-- Start of GIVEN RECORDS --

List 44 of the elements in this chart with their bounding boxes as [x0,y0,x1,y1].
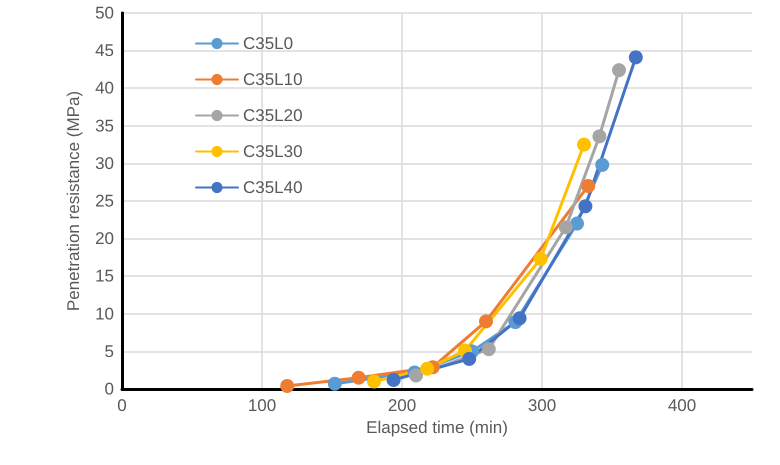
y-tick-label: 45 [95,41,114,60]
x-tick-label: 200 [388,396,416,415]
y-tick-label: 30 [95,154,114,173]
y-tick-label: 15 [95,266,114,286]
y-tick-label: 40 [95,78,114,98]
x-axis-title: Elapsed time (min) [366,418,508,437]
point [420,362,434,376]
legend-label: C35L20 [243,106,303,125]
point [462,352,476,366]
x-tick-label: 300 [528,396,556,415]
point [577,138,591,152]
y-tick-label: 5 [104,342,114,361]
point [581,178,596,193]
point [409,368,423,382]
legend-label: C35L30 [243,142,303,161]
x-tick-label: 0 [117,396,127,415]
legend-label: C35L0 [243,34,294,53]
y-tick-label: 25 [95,192,114,210]
point [578,199,592,214]
point [386,372,401,387]
y-tick-label: 10 [95,304,114,324]
point [570,216,584,231]
y-tick-label: 35 [95,116,114,136]
point [482,342,496,356]
point [534,252,548,266]
y-tick-label: 50 [95,4,114,22]
point [367,374,381,388]
point [595,158,610,172]
y-tick-label: 20 [95,229,114,248]
point [592,129,606,144]
point [628,50,643,64]
x-tick-label: 100 [248,396,276,415]
y-axis-title: Penetration resistance (MPa) [64,90,83,312]
point [558,220,573,234]
x-tick-label: 400 [668,396,696,415]
point [328,376,342,391]
point [479,314,493,328]
y-tick-label: 0 [104,380,114,398]
point [512,311,527,326]
point [352,370,366,385]
legend-label: C35L10 [243,70,303,89]
point [280,378,294,393]
point [612,63,626,78]
legend-label: C35L40 [243,178,303,197]
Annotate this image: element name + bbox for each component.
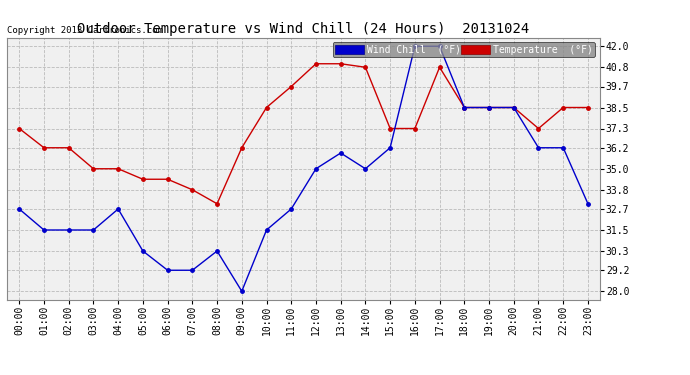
Text: Copyright 2013 Cartronics.com: Copyright 2013 Cartronics.com <box>8 26 164 35</box>
Legend: Wind Chill  (°F), Temperature  (°F): Wind Chill (°F), Temperature (°F) <box>333 42 595 57</box>
Title: Outdoor Temperature vs Wind Chill (24 Hours)  20131024: Outdoor Temperature vs Wind Chill (24 Ho… <box>77 22 530 36</box>
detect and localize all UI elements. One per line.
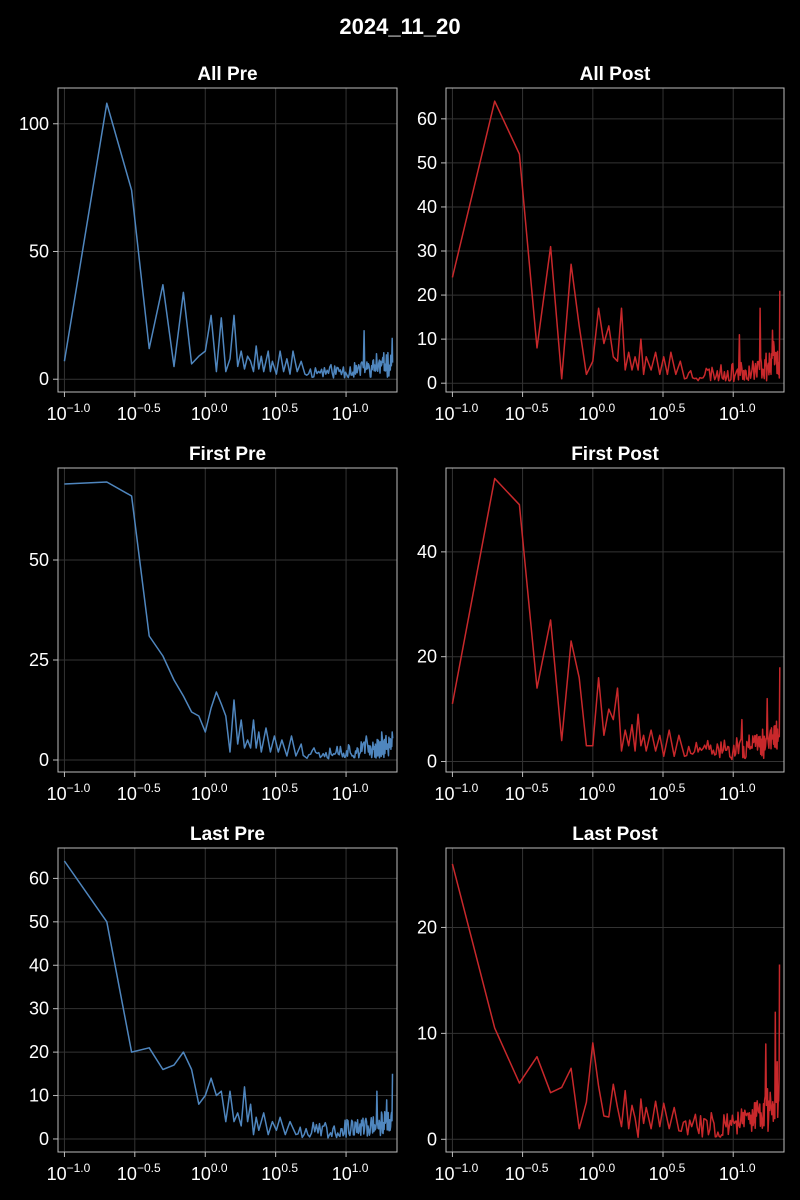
x-tick-label: 100.0 [578,781,615,804]
y-tick-label: 60 [417,109,437,129]
chart-panel: 0 20 40 10−1.0 10−0.5 100.0 100.5 101.0 First Po… [417,444,785,804]
y-tick-label: 50 [417,153,437,173]
y-tick-label: 20 [417,285,437,305]
x-tick-label: 10−1.0 [47,1161,91,1184]
x-tick-label: 100.5 [261,401,298,424]
y-tick-label: 50 [29,912,49,932]
x-tick-label: 10−1.0 [435,781,479,804]
x-tick-label: 100.5 [261,781,298,804]
y-tick-label: 60 [29,868,49,888]
y-tick-label: 20 [417,917,437,937]
series-line [451,863,781,1138]
x-tick-label: 100.0 [191,1161,228,1184]
x-tick-label: 10−1.0 [47,781,91,804]
x-tick-label: 10−0.5 [117,401,161,424]
y-tick-label: 0 [427,1129,437,1149]
x-tick-label: 10−0.5 [117,1161,161,1184]
y-tick-label: 10 [417,1023,437,1043]
chart-panel: 0 10 20 10−1.0 10−0.5 100.0 100.5 101.0 Last Pos… [417,824,785,1184]
x-tick-label: 100.5 [649,401,686,424]
x-tick-label: 100.5 [649,781,686,804]
panel-title: First Post [571,444,659,465]
panel-title: All Pre [197,64,257,85]
x-tick-label: 100.5 [649,1161,686,1184]
panel-title: All Post [580,64,651,85]
y-tick-label: 40 [417,542,437,562]
axes-frame [57,467,398,773]
y-tick-label: 30 [29,999,49,1019]
x-tick-label: 10−1.0 [435,1161,479,1184]
y-tick-label: 0 [427,752,437,772]
chart-panel: 0 25 50 10−1.0 10−0.5 100.0 100.5 101.0 First Pr… [29,444,398,804]
y-tick-label: 20 [417,647,437,667]
x-tick-label: 100.0 [191,781,228,804]
x-tick-label: 10−0.5 [505,401,549,424]
panel-title: Last Post [572,824,658,845]
y-tick-label: 40 [29,955,49,975]
chart-panel: 0 10 20 30 40 50 60 10−1.0 10−0.5 100.0 100.5 101.0… [417,64,785,424]
y-tick-label: 20 [29,1042,49,1062]
y-tick-label: 10 [417,329,437,349]
y-tick-label: 100 [19,114,49,134]
series-line [64,481,394,760]
x-tick-label: 101.0 [332,781,369,804]
x-tick-label: 101.0 [332,1161,369,1184]
x-tick-label: 101.0 [719,781,756,804]
x-tick-label: 101.0 [332,401,369,424]
y-tick-label: 0 [39,369,49,389]
x-tick-label: 100.0 [578,401,615,424]
series-line [451,100,781,383]
axes-frame [57,87,398,393]
chart-panel: 0 50 100 10−1.0 10−0.5 100.0 100.5 101.0 All Pre [19,64,398,424]
x-tick-label: 100.0 [191,401,228,424]
series-line [63,102,394,379]
x-tick-label: 101.0 [719,401,756,424]
x-tick-label: 10−1.0 [435,401,479,424]
x-tick-label: 10−0.5 [117,781,161,804]
y-tick-label: 50 [29,550,49,570]
y-tick-label: 30 [417,241,437,261]
series-line [451,477,781,761]
y-tick-label: 0 [427,373,437,393]
panel-title: First Pre [189,444,266,465]
y-tick-label: 50 [29,241,49,261]
x-tick-label: 10−1.0 [47,401,91,424]
axes-frame [445,847,785,1153]
axes-frame [57,847,398,1153]
y-tick-label: 0 [39,1129,49,1149]
panel-title: Last Pre [190,824,265,845]
x-tick-label: 10−0.5 [505,1161,549,1184]
x-tick-label: 10−0.5 [505,781,549,804]
series-line [63,860,394,1139]
y-tick-label: 0 [39,750,49,770]
axes-frame [445,467,785,773]
y-tick-label: 25 [29,650,49,670]
y-tick-label: 40 [417,197,437,217]
chart-panel: 0 10 20 30 40 50 60 10−1.0 10−0.5 100.0 100.5 101.0… [29,824,398,1184]
x-tick-label: 101.0 [719,1161,756,1184]
figure-title: 2024_11_20 [339,14,461,39]
y-tick-label: 10 [29,1086,49,1106]
x-tick-label: 100.0 [578,1161,615,1184]
axes-frame [445,87,785,393]
x-tick-label: 100.5 [261,1161,298,1184]
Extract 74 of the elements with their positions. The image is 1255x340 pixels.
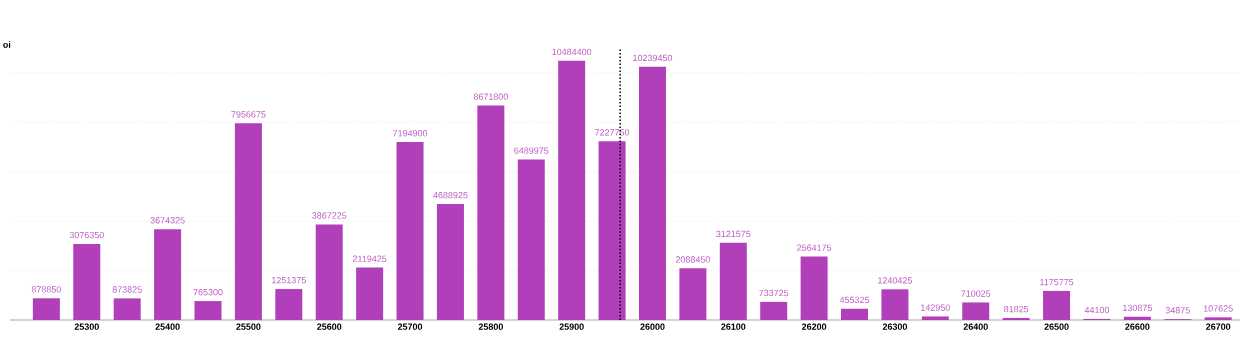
- bar: [517, 159, 545, 320]
- data-label: 878850: [31, 286, 61, 293]
- x-tick-label: 25400: [155, 323, 180, 330]
- data-label: 6489975: [514, 147, 549, 154]
- bar: [113, 298, 141, 320]
- data-label: 2088450: [675, 256, 710, 263]
- data-label: 10239450: [633, 54, 673, 62]
- data-label: 8671800: [473, 93, 508, 100]
- bar: [477, 105, 505, 320]
- data-label: 34875: [1165, 307, 1190, 314]
- data-label: 873825: [112, 286, 142, 293]
- data-label: 3076350: [69, 231, 104, 239]
- bar: [1002, 317, 1030, 320]
- bar: [396, 142, 424, 320]
- bar: [436, 204, 464, 320]
- bar: [841, 308, 869, 320]
- data-label: 455325: [839, 296, 870, 304]
- data-label: 107625: [1203, 305, 1233, 312]
- data-label: 44100: [1084, 306, 1110, 314]
- data-label: 7956675: [231, 111, 266, 118]
- data-label: 765300: [193, 289, 223, 296]
- bar: [32, 298, 60, 320]
- x-tick-label: 26100: [721, 323, 746, 330]
- data-label: 1175775: [1040, 278, 1074, 286]
- bar: [800, 256, 828, 320]
- bar: [881, 289, 909, 320]
- data-label: 710025: [961, 290, 991, 297]
- data-label: 81825: [1004, 305, 1029, 313]
- data-label: 2564175: [797, 244, 832, 251]
- x-tick-label: 26600: [1125, 323, 1150, 330]
- data-label: 7227750: [595, 129, 630, 136]
- bar: [679, 268, 707, 320]
- bar: [194, 301, 222, 320]
- bar: [962, 302, 990, 320]
- bar: [315, 224, 343, 320]
- bar: [154, 229, 182, 320]
- data-label: 1251375: [272, 277, 306, 284]
- bar: [356, 267, 384, 320]
- data-label: 3121575: [716, 230, 751, 238]
- data-label: 130875: [1123, 304, 1152, 312]
- x-tick-label: 26400: [963, 323, 988, 330]
- data-label: 733725: [759, 289, 789, 297]
- bar: [1043, 290, 1071, 320]
- x-tick-label: 26200: [801, 323, 827, 330]
- x-tick-label: 25600: [317, 323, 342, 330]
- bar: [1204, 317, 1232, 320]
- data-label: 10484400: [552, 48, 592, 56]
- data-label: 142950: [921, 304, 950, 311]
- bar: [719, 242, 747, 320]
- data-label: 3674325: [150, 217, 185, 224]
- bar: [275, 289, 303, 320]
- bar: [234, 123, 262, 320]
- data-label: 1240425: [878, 277, 912, 284]
- x-tick-label: 25300: [74, 323, 99, 330]
- bar: [1123, 316, 1151, 320]
- bar: [760, 301, 788, 320]
- x-tick-label: 26500: [1044, 323, 1069, 330]
- x-tick-label: 26000: [640, 323, 665, 330]
- bar: [921, 316, 949, 320]
- data-label: 7194900: [393, 130, 428, 137]
- bar: [638, 66, 666, 320]
- x-tick-label: 26300: [882, 323, 908, 330]
- data-label: 4688925: [433, 192, 468, 199]
- bar: [598, 141, 626, 320]
- x-tick-label: 25800: [478, 323, 503, 330]
- x-tick-label: 25900: [559, 323, 584, 330]
- x-tick-label: 26700: [1206, 323, 1231, 330]
- data-label: 3867225: [312, 212, 347, 219]
- bar: [73, 243, 101, 320]
- x-tick-label: 25500: [236, 323, 261, 330]
- bar: [558, 60, 586, 320]
- x-tick-label: 25700: [397, 323, 423, 330]
- y-axis-title: oi: [3, 41, 11, 48]
- data-label: 2119425: [352, 255, 387, 262]
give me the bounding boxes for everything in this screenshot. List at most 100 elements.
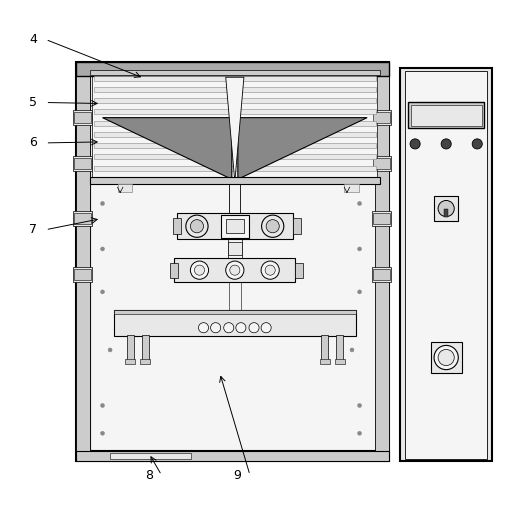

-- End of GIVEN RECORDS --

* _AIM_:
Copy out the lines of the listing from the one containing "Text: Copyright 2013" through the one containing "detect and localize", unchanged.

* _THE ANSWER_:
Text: Copyright 2013 Cartronics.com: Copyright 2013 Cartronics.com <box>8 26 164 35</box>
Legend: Wind Chill  (°F), Temperature  (°F): Wind Chill (°F), Temperature (°F) <box>333 42 595 57</box>
Title: Outdoor Temperature vs Wind Chill (24 Hours)  20131024: Outdoor Temperature vs Wind Chill (24 Ho… <box>77 22 530 36</box>
detect and localize all UI elements. One per line.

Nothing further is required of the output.